Recorded data
--- START ---
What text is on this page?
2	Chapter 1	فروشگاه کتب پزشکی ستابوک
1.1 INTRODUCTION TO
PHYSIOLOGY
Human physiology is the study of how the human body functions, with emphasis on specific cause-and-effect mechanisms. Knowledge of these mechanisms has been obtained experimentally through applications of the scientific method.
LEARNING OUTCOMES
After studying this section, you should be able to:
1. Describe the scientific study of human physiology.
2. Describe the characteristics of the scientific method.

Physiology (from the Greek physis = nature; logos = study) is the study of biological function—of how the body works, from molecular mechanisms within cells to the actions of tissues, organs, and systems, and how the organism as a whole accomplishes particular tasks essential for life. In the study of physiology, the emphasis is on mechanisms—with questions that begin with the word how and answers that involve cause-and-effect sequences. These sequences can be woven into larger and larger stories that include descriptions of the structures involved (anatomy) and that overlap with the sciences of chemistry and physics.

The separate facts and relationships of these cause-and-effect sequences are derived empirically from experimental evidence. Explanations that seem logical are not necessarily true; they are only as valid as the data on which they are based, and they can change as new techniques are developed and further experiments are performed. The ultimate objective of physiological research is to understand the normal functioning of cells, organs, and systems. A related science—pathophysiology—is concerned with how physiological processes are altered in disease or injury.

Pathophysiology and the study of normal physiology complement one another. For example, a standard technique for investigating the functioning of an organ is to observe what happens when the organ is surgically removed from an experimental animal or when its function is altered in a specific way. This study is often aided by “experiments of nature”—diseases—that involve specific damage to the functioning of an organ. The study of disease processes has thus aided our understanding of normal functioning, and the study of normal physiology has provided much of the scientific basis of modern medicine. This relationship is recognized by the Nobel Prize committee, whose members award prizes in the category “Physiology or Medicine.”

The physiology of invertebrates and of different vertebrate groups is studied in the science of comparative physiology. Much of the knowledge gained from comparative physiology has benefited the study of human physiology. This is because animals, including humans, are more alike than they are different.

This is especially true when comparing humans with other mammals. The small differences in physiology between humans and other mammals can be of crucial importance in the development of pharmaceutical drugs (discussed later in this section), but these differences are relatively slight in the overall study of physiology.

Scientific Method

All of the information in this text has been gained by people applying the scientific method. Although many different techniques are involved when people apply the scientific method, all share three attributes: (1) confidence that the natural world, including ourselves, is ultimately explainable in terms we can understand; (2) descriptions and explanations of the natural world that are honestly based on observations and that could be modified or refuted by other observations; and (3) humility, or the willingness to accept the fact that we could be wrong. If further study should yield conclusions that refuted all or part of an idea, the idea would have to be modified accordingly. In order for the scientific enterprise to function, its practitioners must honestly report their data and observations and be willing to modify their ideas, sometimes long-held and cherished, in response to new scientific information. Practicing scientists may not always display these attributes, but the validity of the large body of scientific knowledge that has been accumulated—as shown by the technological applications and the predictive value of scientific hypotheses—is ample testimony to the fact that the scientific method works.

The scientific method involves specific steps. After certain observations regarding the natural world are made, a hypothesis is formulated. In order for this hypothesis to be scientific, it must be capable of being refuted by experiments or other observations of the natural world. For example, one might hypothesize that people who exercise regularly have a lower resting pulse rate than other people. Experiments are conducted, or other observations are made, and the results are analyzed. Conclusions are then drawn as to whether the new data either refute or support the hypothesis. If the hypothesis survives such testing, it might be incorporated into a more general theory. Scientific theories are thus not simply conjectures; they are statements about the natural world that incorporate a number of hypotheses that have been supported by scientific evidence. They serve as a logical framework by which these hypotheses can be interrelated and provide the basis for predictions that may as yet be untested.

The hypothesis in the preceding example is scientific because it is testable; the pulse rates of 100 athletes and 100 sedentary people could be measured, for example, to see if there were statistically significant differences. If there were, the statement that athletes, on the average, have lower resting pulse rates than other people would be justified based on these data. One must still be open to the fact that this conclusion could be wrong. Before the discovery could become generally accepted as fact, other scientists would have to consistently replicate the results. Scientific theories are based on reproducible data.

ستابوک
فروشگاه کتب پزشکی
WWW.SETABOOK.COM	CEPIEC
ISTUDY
--- END ---
--- START ---
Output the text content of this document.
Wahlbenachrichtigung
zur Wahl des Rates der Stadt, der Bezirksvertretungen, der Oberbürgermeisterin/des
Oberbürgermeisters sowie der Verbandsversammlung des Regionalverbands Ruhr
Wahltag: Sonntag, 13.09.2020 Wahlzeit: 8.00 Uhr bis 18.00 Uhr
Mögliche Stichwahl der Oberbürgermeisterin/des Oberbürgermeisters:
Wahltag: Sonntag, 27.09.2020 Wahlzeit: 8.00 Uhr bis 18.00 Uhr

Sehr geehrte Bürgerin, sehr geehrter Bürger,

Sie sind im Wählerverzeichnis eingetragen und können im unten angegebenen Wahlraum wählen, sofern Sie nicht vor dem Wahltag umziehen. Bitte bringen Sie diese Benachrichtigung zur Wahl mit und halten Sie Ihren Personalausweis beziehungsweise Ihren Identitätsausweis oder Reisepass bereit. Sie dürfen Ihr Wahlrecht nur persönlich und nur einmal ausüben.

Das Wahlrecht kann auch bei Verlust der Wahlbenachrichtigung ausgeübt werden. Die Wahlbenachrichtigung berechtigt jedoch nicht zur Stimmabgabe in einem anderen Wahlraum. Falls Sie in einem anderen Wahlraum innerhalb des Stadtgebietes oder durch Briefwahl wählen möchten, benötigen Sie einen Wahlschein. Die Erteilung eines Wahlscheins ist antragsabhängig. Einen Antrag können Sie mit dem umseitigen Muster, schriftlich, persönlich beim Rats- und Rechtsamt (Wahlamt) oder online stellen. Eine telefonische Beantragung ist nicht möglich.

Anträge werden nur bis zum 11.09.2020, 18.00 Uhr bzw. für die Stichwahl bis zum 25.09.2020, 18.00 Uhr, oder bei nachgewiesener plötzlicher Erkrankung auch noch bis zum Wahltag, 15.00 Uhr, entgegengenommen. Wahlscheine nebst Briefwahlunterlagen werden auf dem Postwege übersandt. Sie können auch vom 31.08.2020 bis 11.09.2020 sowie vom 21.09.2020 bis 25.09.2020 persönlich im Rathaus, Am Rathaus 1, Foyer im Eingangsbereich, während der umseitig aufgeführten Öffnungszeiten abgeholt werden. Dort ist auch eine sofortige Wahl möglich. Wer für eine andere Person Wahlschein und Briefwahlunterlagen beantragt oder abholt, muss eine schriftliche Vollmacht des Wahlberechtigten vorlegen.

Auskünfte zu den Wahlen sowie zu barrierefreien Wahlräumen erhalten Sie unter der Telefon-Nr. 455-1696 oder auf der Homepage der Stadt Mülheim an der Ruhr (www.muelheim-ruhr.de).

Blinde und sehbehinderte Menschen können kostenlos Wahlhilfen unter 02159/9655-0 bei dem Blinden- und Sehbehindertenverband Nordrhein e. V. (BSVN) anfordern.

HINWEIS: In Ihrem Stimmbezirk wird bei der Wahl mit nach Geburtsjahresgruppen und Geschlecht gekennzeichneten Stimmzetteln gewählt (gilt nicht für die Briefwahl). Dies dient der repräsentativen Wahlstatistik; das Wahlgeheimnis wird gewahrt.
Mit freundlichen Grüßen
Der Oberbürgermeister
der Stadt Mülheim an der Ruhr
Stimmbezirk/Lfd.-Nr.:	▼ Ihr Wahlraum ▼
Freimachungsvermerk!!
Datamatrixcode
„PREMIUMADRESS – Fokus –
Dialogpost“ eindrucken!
--- END ---
= WORK ITEM =
Write out each line of the data that holds the string "differences".

= ANSWER TO THIS TASK =
This is especially true when comparing humans with other mammals. The small differences in physiology between humans and other mammals can be of crucial importance in the development of pharmaceutical drugs (discussed later in this section), but these differences are relatively slight in the overall study of physiology.
The hypothesis in the preceding example is scientific because it is testable; the pulse rates of 100 athletes and 100 sedentary people could be measured, for example, to see if there were statistically significant differences. If there were, the statement that athletes, on the average, have lower resting pulse rates than other people would be justified based on these data. One must still be open to the fact that this conclusion could be wrong. Before the discovery could become generally accepted as fact, other scientists would have to consistently replicate the results. Scientific theories are based on reproducible data.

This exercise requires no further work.